# [PROBLEM DETAILS]
Report the number of lines that include "Belgium", with no additional text.

# [RAW DATA]
-- begin --
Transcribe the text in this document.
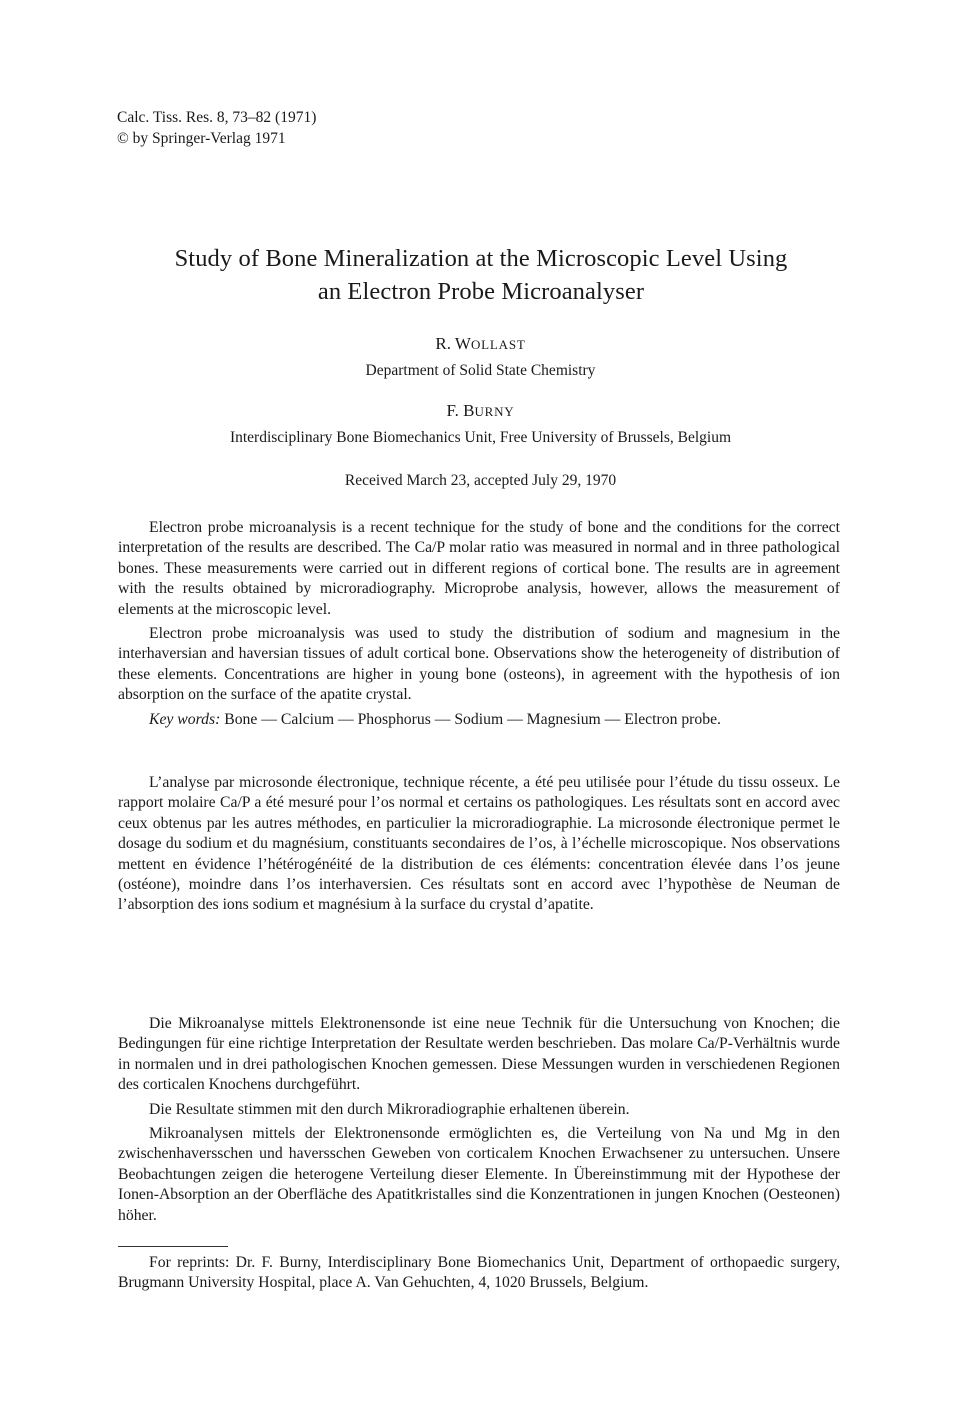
Calc. Tiss. Res. 8, 73–82 (1971)
© by Springer-Verlag 1971
Study of Bone Mineralization at the Microscopic Level Using
an Electron Probe Microanalyser
R. WOLLAST
Department of Solid State Chemistry
F. BURNY
Interdisciplinary Bone Biomechanics Unit, Free University of Brussels, Belgium
Received March 23, accepted July 29, 1970

Electron probe microanalysis is a recent technique for the study of bone and the conditions for the correct interpretation of the results are described. The Ca/P molar ratio was measured in normal and in three pathological bones. These measurements were carried out in different regions of cortical bone. The results are in agreement with the results obtained by microradiography. Microprobe analysis, however, allows the measurement of elements at the microscopic level.

Electron probe microanalysis was used to study the distribution of sodium and magnesium in the interhaversian and haversian tissues of adult cortical bone. Observations show the heterogeneity of distribution of these elements. Concentrations are higher in young bone (osteons), in agreement with the hypothesis of ion absorption on the surface of the apatite crystal.

Key words: Bone — Calcium — Phosphorus — Sodium — Magnesium — Electron probe.

L’analyse par microsonde électronique, technique récente, a été peu utilisée pour l’étude du tissu osseux. Le rapport molaire Ca/P a été mesuré pour l’os normal et certains os pathologiques. Les résultats sont en accord avec ceux obtenus par les autres méthodes, en particulier la microradiographie. La microsonde électronique permet le dosage du sodium et du magnésium, constituants secondaires de l’os, à l’échelle microscopique. Nos observations mettent en évidence l’hétérogénéité de la distribution de ces éléments: concentration élevée dans l’os jeune (ostéone), moindre dans l’os interhaversien. Ces résultats sont en accord avec l’hypothèse de Neuman de l’absorption des ions sodium et magnésium à la surface du crystal d’apatite.

Die Mikroanalyse mittels Elektronensonde ist eine neue Technik für die Untersuchung von Knochen; die Bedingungen für eine richtige Interpretation der Resultate werden beschrieben. Das molare Ca/P-Verhältnis wurde in normalen und in drei pathologischen Knochen gemessen. Diese Messungen wurden in verschiedenen Regionen des corticalen Knochens durchgeführt.

Die Resultate stimmen mit den durch Mikroradiographie erhaltenen überein.

Mikroanalysen mittels der Elektronensonde ermöglichten es, die Verteilung von Na und Mg in den zwischenhaversschen und haversschen Geweben von corticalem Knochen Erwachsener zu untersuchen. Unsere Beobachtungen zeigen die heterogene Verteilung dieser Elemente. In Übereinstimmung mit der Hypothese der Ionen-Absorption an der Oberfläche des Apatitkristalles sind die Konzentrationen in jungen Knochen (Oesteonen) höher.

For reprints: Dr. F. Burny, Interdisciplinary Bone Biomechanics Unit, Department of orthopaedic surgery, Brugmann University Hospital, place A. Van Gehuchten, 4, 1020 Brussels, Belgium.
-- end --
# [CORRECT OUTPUT]
2